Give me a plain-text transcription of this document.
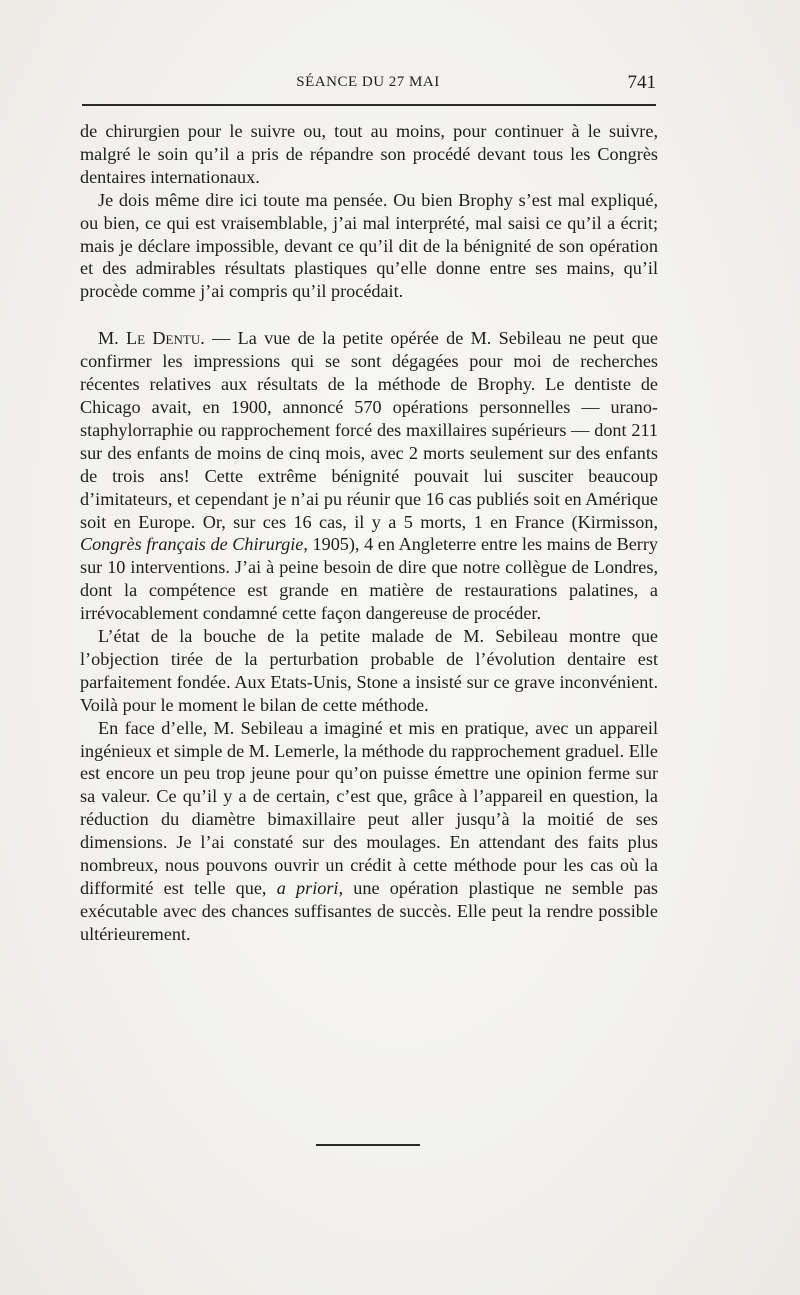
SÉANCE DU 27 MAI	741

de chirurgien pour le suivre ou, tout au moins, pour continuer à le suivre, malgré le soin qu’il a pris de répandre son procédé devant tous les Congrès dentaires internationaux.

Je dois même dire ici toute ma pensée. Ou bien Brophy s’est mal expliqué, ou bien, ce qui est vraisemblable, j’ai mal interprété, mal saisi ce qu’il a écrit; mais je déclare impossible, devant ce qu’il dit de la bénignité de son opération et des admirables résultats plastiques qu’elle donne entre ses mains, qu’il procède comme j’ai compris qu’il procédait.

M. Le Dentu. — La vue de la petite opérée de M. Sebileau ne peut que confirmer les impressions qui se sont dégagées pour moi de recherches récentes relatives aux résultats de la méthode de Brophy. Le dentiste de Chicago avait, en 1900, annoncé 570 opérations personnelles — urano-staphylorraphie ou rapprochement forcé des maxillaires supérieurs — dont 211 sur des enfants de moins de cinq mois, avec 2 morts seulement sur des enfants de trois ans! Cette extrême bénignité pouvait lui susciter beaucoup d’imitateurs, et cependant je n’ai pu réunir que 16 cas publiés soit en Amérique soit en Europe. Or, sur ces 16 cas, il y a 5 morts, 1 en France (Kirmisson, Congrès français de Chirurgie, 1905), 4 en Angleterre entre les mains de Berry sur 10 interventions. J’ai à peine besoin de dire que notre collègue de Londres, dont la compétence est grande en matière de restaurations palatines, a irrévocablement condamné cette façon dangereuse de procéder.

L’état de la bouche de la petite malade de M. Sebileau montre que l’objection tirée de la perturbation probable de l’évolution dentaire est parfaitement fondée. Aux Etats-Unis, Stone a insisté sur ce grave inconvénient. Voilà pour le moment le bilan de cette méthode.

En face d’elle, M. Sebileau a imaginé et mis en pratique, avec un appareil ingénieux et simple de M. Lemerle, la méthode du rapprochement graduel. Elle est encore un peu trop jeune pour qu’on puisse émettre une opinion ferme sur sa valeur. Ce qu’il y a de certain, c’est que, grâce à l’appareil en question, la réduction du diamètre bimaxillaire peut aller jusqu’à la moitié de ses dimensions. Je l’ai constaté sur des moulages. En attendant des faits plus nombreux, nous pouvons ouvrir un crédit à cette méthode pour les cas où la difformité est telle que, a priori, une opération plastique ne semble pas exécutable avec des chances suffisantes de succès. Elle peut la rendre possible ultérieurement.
•••••
_AIM OF THE EXERCISE_
Keep only those lines of the records that hold "devant", and return them.

_RESPONSE TO THE EXERCISE_
de chirurgien pour le suivre ou, tout au moins, pour continuer à le suivre, malgré le soin qu’il a pris de répandre son procédé devant tous les Congrès dentaires internationaux.
Je dois même dire ici toute ma pensée. Ou bien Brophy s’est mal expliqué, ou bien, ce qui est vraisemblable, j’ai mal interprété, mal saisi ce qu’il a écrit; mais je déclare impossible, devant ce qu’il dit de la bénignité de son opération et des admirables résultats plastiques qu’elle donne entre ses mains, qu’il procède comme j’ai compris qu’il procédait.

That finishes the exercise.